Texto extraído:
-*-
La adulta y la niña fueron depositadas en este lado de la cueva entre los siglos XII y XIII, cuando se había dejado de usar para vivir. / Javier Melián / ACfi Press

El análisis del ADN 'entra' en la Cueva de Villaverde: los restos óseos son de una madre y una hija

42 años después del descubrimiento de la Cueva de Villaverde, las nuevas técnicas de estudio genéticas desvelan que los restos óseos no son de hombre y un niño. El análisis del carbono 14 arroja que la adulta y la niña se depositaron entre los siglos XII y XIII, mientras que el dental establece que la pequeña tenía seis años. La arqueóloga Rosa López destaca que el enterramiento de ambas ejemplifica el «sentimiento de comunidad entre la población aborigen»

Catalina García
CATALINA GARCÍA Puerto de Rosario

En el lecho de tierra de la Cueva de Villaverde, no enterraron a un hombre adulto y a un niño como las primeras investigaciones de 1979 indicaron. Cuarenta y dos años después del descubrimiento del yacimiento, las nuevas técnicas de estudio del ADN antiguo -obtenido de un diente y una falange de ambos individuos- desvelan que son una madre y su hija. mientras que las pruebas del carbono 14 establecen que se depositaron entre los siglos XII y XIII y el estudio de los dientes que la niña tenía seis años.

Rosa Fregel, doctora en Biología y profesora del departamento de Genética de la Facultad de Biología de la Universidad de La Laguna (ULL), detalla la investigación genética: «de cada individuo adulto e infantil, tomamos una falange y un diente y los análisis arrojaron que el infantil era una niña con total seguridad, mientras que el adulto era mujer, con un poco de incertidumbre por el mal estado del ADN, pero muy probablemente lo sea». El mal estado de conservación de los restos óseos del adulto obligó a que resultara «más difícil obtener información, que además es más limitada».

Mandibula de la niña de seis años. / Jose juan torres

Los análisis de Fregel arrojaron más luz sobre las dos personas depositadas en la Cueva de Villaverde, ya que comparten la misma molécula de ADN mitocondriaca, que es un tipo de ADN que se hereda por línea materna y que por tanto arroja que serían madre e hija.
-*-
Datos de detección de la estructura de documentos:
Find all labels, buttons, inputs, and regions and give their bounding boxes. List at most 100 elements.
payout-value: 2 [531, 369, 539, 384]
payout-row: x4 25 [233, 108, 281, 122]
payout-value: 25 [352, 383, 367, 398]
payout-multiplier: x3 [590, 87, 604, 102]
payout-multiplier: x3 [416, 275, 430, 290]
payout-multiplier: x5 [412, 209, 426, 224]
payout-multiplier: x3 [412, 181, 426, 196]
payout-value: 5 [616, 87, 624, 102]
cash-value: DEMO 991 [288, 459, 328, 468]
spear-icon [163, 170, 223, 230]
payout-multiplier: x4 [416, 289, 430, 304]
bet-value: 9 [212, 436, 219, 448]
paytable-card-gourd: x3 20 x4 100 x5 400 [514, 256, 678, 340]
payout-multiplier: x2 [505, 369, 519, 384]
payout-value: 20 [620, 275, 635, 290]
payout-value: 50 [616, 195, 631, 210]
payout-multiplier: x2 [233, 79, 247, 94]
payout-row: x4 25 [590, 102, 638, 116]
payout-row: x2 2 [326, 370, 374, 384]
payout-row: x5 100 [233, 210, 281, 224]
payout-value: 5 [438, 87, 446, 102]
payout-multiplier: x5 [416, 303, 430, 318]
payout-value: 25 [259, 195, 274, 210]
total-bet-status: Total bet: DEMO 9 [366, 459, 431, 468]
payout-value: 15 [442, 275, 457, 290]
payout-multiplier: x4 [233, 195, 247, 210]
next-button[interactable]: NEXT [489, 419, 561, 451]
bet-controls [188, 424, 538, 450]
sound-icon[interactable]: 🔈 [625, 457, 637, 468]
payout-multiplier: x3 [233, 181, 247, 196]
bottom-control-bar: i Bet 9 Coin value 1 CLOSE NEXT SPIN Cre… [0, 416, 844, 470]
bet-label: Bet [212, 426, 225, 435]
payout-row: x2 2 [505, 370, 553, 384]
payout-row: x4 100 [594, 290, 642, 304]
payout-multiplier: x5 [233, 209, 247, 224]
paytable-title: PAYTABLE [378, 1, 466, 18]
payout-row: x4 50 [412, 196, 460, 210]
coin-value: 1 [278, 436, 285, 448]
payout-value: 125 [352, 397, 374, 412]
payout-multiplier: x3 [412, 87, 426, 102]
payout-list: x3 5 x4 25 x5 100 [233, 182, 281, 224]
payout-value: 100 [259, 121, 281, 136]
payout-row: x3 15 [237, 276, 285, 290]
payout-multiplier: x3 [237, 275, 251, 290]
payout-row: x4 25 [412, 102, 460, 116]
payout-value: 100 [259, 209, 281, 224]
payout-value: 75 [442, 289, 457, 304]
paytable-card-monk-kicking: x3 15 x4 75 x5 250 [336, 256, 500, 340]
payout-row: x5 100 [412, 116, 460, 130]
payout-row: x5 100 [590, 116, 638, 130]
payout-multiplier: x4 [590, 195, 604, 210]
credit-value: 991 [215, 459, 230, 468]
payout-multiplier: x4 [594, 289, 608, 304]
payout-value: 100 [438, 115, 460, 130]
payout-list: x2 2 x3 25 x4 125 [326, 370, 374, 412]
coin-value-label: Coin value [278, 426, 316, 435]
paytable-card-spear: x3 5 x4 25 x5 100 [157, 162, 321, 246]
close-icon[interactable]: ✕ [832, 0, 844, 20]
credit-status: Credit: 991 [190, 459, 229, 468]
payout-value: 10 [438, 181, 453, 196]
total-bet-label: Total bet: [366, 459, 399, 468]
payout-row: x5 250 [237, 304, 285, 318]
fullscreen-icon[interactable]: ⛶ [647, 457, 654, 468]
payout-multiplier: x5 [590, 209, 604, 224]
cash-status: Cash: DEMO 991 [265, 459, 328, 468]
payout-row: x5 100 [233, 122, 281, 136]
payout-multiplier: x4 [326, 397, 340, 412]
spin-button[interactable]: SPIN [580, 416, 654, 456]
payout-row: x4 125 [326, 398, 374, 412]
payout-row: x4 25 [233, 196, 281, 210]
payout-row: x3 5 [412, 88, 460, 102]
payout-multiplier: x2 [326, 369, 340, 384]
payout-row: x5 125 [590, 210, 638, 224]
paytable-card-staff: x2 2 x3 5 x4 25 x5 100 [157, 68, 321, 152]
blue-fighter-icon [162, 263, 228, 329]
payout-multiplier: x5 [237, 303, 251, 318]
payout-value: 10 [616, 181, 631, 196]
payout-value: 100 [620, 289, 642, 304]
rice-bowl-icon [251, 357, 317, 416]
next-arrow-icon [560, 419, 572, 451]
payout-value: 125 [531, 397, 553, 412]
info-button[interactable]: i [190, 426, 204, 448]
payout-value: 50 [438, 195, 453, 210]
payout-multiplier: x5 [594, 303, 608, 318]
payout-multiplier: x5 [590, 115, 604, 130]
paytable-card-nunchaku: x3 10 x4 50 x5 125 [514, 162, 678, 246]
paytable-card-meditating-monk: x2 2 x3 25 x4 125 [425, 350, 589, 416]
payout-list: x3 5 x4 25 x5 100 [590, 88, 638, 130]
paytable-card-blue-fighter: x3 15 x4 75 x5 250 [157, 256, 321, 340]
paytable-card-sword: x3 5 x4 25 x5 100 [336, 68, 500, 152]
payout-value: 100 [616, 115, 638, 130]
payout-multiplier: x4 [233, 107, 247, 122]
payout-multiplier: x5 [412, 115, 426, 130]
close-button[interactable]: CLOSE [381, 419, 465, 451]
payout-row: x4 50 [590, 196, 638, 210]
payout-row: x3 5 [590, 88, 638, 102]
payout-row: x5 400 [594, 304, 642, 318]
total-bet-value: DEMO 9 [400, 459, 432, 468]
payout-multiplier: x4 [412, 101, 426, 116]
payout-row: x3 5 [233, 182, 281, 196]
-*-
Objetivo de la tarea: ¿Puedes reproducir tal cual el fragmento del texto sobre la Cueva de Villaverde que va desde "En el lecho" hasta "niña tenía seis años.", ambos incluidos?

Solución del problema:
En el lecho de tierra de la Cueva de Villaverde, no enterraron a un hombre adulto y a un niño como las primeras investigaciones de 1979 indicaron. Cuarenta y dos años después del descubrimiento del yacimiento, las nuevas técnicas de estudio del ADN antiguo -obtenido de un diente y una falange de ambos individuos- desvelan que son una madre y su hija. mientras que las pruebas del carbono 14 establecen que se depositaron entre los siglos XII y XIII y el estudio de los dientes que la niña tenía seis años.